▶ _Work instructions_
Write out the whole listing exactly as it stands.

====================

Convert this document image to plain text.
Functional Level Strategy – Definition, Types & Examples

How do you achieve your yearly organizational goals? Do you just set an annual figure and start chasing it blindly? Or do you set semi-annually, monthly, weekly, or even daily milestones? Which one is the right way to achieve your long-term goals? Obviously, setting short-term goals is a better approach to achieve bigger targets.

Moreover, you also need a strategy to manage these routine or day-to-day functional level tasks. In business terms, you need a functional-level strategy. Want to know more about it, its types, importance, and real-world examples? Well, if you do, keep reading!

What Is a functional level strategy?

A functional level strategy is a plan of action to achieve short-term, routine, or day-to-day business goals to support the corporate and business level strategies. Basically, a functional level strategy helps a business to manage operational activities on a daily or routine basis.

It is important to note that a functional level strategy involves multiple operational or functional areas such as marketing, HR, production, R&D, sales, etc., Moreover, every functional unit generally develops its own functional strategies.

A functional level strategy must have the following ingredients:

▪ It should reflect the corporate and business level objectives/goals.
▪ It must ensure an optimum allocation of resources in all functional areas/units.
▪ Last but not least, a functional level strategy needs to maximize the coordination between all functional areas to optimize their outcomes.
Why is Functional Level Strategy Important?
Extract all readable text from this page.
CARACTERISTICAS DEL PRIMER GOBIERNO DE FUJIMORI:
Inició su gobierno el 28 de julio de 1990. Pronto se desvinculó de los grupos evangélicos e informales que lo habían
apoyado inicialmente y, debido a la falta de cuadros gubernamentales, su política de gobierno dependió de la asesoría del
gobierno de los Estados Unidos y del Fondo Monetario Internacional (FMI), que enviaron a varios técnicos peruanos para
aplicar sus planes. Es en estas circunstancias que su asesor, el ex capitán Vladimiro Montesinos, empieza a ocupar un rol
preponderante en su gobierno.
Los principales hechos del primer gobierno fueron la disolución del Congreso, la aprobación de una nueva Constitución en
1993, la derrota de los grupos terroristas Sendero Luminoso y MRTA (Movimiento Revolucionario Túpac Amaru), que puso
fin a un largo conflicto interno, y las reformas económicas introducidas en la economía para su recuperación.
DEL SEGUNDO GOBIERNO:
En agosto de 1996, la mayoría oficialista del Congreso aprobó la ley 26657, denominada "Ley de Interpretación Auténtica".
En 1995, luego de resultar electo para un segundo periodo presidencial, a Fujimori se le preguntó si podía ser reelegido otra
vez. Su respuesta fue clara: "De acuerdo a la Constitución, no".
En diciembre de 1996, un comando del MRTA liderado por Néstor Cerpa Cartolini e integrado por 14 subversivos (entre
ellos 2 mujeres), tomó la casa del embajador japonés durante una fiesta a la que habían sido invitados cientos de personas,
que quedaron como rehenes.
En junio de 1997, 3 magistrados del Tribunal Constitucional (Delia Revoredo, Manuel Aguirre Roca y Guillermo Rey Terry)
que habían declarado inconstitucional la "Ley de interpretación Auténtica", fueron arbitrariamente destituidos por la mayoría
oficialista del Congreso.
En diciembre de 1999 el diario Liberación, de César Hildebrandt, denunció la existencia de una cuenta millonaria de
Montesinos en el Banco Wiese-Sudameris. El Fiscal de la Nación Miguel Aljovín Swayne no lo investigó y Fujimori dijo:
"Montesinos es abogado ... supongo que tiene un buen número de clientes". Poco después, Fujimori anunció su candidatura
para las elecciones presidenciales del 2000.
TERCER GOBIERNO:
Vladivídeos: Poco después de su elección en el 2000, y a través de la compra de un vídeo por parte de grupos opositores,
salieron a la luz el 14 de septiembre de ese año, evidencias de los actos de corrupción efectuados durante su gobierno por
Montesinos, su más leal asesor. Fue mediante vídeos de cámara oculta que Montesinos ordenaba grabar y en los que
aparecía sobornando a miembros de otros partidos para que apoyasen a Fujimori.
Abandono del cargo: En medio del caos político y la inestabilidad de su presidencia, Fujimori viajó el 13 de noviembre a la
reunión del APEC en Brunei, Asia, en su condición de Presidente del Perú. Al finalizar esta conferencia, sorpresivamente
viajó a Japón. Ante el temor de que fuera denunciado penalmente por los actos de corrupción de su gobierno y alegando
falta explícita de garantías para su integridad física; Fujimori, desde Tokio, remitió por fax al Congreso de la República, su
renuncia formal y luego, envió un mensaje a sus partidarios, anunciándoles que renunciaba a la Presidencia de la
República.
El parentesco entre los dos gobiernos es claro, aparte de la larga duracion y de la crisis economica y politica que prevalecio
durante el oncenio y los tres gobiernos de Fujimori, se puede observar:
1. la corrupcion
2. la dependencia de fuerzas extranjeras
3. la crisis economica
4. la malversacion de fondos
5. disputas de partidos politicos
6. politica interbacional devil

====================

▶ _Full answer_
Convert this document image to plain text.
Functional Level Strategy – Definition, Types & Examples

How do you achieve your yearly organizational goals? Do you just set an annual figure and start chasing it blindly? Or do you set semi-annually, monthly, weekly, or even daily milestones? Which one is the right way to achieve your long-term goals? Obviously, setting short-term goals is a better approach to achieve bigger targets.

Moreover, you also need a strategy to manage these routine or day-to-day functional level tasks. In business terms, you need a functional-level strategy. Want to know more about it, its types, importance, and real-world examples? Well, if you do, keep reading!

What Is a functional level strategy?

A functional level strategy is a plan of action to achieve short-term, routine, or day-to-day business goals to support the corporate and business level strategies. Basically, a functional level strategy helps a business to manage operational activities on a daily or routine basis.

It is important to note that a functional level strategy involves multiple operational or functional areas such as marketing, HR, production, R&D, sales, etc., Moreover, every functional unit generally develops its own functional strategies.

A functional level strategy must have the following ingredients:

▪ It should reflect the corporate and business level objectives/goals.
▪ It must ensure an optimum allocation of resources in all functional areas/units.
▪ Last but not least, a functional level strategy needs to maximize the coordination between all functional areas to optimize their outcomes.
Why is Functional Level Strategy Important?
Extract all readable text from this page.
CARACTERISTICAS DEL PRIMER GOBIERNO DE FUJIMORI:
Inició su gobierno el 28 de julio de 1990. Pronto se desvinculó de los grupos evangélicos e informales que lo habían
apoyado inicialmente y, debido a la falta de cuadros gubernamentales, su política de gobierno dependió de la asesoría del
gobierno de los Estados Unidos y del Fondo Monetario Internacional (FMI), que enviaron a varios técnicos peruanos para
aplicar sus planes. Es en estas circunstancias que su asesor, el ex capitán Vladimiro Montesinos, empieza a ocupar un rol
preponderante en su gobierno.
Los principales hechos del primer gobierno fueron la disolución del Congreso, la aprobación de una nueva Constitución en
1993, la derrota de los grupos terroristas Sendero Luminoso y MRTA (Movimiento Revolucionario Túpac Amaru), que puso
fin a un largo conflicto interno, y las reformas económicas introducidas en la economía para su recuperación.
DEL SEGUNDO GOBIERNO:
En agosto de 1996, la mayoría oficialista del Congreso aprobó la ley 26657, denominada "Ley de Interpretación Auténtica".
En 1995, luego de resultar electo para un segundo periodo presidencial, a Fujimori se le preguntó si podía ser reelegido otra
vez. Su respuesta fue clara: "De acuerdo a la Constitución, no".
En diciembre de 1996, un comando del MRTA liderado por Néstor Cerpa Cartolini e integrado por 14 subversivos (entre
ellos 2 mujeres), tomó la casa del embajador japonés durante una fiesta a la que habían sido invitados cientos de personas,
que quedaron como rehenes.
En junio de 1997, 3 magistrados del Tribunal Constitucional (Delia Revoredo, Manuel Aguirre Roca y Guillermo Rey Terry)
que habían declarado inconstitucional la "Ley de interpretación Auténtica", fueron arbitrariamente destituidos por la mayoría
oficialista del Congreso.
En diciembre de 1999 el diario Liberación, de César Hildebrandt, denunció la existencia de una cuenta millonaria de
Montesinos en el Banco Wiese-Sudameris. El Fiscal de la Nación Miguel Aljovín Swayne no lo investigó y Fujimori dijo:
"Montesinos es abogado ... supongo que tiene un buen número de clientes". Poco después, Fujimori anunció su candidatura
para las elecciones presidenciales del 2000.
TERCER GOBIERNO:
Vladivídeos: Poco después de su elección en el 2000, y a través de la compra de un vídeo por parte de grupos opositores,
salieron a la luz el 14 de septiembre de ese año, evidencias de los actos de corrupción efectuados durante su gobierno por
Montesinos, su más leal asesor. Fue mediante vídeos de cámara oculta que Montesinos ordenaba grabar y en los que
aparecía sobornando a miembros de otros partidos para que apoyasen a Fujimori.
Abandono del cargo: En medio del caos político y la inestabilidad de su presidencia, Fujimori viajó el 13 de noviembre a la
reunión del APEC en Brunei, Asia, en su condición de Presidente del Perú. Al finalizar esta conferencia, sorpresivamente
viajó a Japón. Ante el temor de que fuera denunciado penalmente por los actos de corrupción de su gobierno y alegando
falta explícita de garantías para su integridad física; Fujimori, desde Tokio, remitió por fax al Congreso de la República, su
renuncia formal y luego, envió un mensaje a sus partidarios, anunciándoles que renunciaba a la Presidencia de la
República.
El parentesco entre los dos gobiernos es claro, aparte de la larga duracion y de la crisis economica y politica que prevalecio
durante el oncenio y los tres gobiernos de Fujimori, se puede observar:
1. la corrupcion
2. la dependencia de fuerzas extranjeras
3. la crisis economica
4. la malversacion de fondos
5. disputas de partidos politicos
6. politica interbacional devil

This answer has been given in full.